Required task:
In the forum post below about an n8n Docker Compose setup, what is the biggest change to the docker-compose file compared to v1.x?

Multi worker multi runner production setup with docker compose, are we doing it correctly?

We are using n8n enterprise for our company and we have a large multi worker/runner setup. Most of the time everything works fine but from time to time we get un-reproducable, no-useful-log hangs. Reloading the page and restarting the flow works. Nothing useful at all in container logs. This all started after switching to 2.0. Since I can’t give a useful log I just want to share our docker compose setup so that hopeufully somebody can pinpoint if we’re doing something obviously wrong in our configuration.

The biggest change we did on docker-compose file compared to v1.x is addition of runners.

Dataset rows:
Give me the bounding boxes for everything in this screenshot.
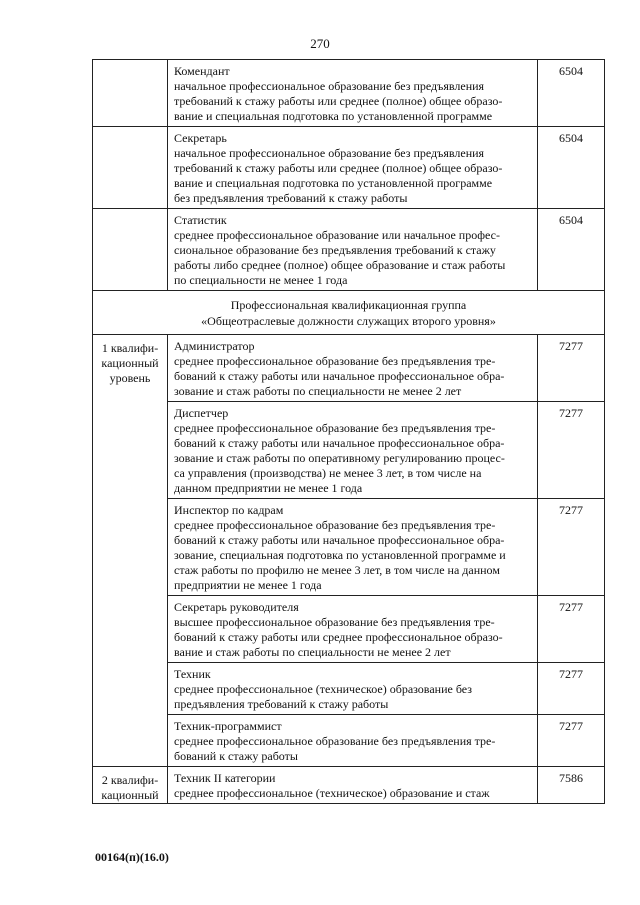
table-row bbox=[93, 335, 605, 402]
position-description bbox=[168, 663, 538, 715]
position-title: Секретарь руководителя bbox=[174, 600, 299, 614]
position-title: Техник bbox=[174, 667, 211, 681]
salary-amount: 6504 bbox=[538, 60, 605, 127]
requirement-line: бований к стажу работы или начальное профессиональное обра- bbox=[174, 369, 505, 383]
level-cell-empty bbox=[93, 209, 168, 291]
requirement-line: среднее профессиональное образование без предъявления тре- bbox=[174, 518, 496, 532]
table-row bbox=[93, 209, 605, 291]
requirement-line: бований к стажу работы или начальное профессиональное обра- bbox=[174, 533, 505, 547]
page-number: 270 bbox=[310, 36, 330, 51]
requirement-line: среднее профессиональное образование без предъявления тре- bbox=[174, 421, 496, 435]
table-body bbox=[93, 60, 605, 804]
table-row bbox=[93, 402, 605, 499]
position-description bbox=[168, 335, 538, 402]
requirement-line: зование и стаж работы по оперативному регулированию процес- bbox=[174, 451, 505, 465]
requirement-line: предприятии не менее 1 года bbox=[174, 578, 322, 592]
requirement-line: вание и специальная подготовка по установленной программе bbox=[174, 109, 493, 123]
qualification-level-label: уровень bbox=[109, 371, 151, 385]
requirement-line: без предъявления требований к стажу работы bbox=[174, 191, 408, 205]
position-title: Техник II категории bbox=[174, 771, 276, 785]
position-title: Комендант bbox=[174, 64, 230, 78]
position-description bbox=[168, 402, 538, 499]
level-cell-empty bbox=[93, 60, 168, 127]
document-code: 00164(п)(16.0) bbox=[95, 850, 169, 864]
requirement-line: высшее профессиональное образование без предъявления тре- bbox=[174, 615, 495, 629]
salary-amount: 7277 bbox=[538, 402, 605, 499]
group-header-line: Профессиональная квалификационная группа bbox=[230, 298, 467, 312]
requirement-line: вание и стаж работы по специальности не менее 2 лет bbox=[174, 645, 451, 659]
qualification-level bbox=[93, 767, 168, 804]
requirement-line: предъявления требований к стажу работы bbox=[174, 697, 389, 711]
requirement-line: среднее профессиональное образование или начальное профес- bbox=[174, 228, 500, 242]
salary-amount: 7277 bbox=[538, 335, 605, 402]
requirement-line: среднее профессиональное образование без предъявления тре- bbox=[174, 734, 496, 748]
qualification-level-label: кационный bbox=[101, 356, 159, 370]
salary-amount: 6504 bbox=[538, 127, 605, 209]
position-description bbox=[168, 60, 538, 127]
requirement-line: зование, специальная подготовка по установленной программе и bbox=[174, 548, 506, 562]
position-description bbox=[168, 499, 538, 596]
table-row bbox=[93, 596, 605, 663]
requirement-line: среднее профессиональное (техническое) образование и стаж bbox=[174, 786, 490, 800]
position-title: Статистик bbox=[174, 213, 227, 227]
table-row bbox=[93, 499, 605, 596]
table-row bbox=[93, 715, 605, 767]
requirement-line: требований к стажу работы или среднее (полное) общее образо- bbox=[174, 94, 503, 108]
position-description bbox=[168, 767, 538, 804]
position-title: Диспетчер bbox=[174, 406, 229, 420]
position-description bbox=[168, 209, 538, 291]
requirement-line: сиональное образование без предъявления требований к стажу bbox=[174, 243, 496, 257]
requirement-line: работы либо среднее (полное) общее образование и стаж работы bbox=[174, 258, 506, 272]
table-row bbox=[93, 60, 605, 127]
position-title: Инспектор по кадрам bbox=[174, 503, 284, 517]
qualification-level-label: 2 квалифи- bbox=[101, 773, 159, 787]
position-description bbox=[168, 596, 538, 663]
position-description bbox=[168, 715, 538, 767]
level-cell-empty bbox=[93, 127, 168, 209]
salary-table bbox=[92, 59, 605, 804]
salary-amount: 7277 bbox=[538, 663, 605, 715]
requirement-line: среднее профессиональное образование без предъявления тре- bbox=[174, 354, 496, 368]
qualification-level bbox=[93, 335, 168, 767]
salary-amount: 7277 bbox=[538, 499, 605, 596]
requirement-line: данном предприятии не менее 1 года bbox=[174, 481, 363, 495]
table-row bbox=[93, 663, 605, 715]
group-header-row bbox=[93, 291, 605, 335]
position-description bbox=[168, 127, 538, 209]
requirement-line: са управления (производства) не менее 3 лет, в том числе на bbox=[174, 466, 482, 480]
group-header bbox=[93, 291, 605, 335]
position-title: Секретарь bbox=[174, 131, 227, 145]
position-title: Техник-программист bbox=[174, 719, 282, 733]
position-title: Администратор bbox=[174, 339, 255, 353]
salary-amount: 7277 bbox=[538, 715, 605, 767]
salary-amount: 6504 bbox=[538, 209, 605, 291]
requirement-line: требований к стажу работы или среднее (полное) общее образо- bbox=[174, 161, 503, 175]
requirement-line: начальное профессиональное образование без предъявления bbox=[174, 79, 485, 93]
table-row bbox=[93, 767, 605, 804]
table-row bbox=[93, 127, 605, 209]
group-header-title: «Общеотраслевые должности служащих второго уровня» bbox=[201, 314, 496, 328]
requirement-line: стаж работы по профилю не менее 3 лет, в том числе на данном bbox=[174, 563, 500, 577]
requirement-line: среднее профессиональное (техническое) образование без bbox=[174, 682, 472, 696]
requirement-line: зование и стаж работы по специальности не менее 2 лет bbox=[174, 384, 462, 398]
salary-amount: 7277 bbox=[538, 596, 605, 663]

Reply:
The addition of runners.